### Set task
Give the number of lines holding the string "with" and nothing more.
————
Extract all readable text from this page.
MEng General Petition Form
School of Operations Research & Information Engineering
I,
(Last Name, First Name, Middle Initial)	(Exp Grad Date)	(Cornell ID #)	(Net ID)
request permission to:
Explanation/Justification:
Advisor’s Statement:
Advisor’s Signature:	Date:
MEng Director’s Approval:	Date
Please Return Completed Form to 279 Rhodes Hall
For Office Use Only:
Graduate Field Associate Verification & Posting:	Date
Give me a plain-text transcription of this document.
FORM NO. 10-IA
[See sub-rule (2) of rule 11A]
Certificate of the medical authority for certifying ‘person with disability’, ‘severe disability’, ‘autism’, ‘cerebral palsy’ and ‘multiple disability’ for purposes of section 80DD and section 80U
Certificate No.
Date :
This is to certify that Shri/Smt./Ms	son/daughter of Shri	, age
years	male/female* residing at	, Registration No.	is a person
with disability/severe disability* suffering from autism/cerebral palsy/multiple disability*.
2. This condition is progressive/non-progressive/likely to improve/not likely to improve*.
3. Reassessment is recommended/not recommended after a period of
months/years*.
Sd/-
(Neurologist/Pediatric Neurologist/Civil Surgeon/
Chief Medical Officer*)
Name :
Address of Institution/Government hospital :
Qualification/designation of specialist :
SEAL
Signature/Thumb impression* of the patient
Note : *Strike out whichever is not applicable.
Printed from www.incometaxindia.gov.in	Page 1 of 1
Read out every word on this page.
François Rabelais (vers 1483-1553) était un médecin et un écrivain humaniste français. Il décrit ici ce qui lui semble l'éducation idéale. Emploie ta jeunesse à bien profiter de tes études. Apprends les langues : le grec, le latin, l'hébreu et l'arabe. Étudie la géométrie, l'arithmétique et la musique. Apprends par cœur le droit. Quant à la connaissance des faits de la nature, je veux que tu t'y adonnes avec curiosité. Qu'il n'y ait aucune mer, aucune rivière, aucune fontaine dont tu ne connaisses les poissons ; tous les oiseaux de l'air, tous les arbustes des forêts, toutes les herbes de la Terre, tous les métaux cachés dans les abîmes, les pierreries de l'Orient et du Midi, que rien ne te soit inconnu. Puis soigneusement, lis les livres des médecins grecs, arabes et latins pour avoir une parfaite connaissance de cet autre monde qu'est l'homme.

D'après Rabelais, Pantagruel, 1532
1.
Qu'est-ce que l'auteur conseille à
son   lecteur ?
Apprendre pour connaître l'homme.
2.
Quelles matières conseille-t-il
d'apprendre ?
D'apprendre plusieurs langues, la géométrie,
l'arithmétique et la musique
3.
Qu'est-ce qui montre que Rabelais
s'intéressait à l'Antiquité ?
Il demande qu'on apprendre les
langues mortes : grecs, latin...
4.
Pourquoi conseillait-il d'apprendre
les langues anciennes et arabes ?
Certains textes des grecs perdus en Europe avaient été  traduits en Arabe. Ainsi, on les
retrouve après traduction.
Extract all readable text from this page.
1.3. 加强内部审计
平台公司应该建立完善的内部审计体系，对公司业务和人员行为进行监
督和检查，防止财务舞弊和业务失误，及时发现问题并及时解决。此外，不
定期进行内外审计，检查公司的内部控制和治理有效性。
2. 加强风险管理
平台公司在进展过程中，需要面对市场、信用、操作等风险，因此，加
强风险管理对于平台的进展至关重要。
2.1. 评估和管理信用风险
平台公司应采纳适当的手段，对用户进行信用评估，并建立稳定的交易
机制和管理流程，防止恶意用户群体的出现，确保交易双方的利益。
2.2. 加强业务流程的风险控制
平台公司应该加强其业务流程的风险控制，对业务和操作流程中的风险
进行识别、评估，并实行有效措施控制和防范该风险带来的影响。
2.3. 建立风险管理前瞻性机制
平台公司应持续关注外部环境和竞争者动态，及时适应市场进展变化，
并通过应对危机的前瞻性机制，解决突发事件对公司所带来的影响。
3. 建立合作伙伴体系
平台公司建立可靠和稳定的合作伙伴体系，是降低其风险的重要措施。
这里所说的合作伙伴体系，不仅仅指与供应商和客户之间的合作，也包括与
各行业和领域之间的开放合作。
————
### The completed task
2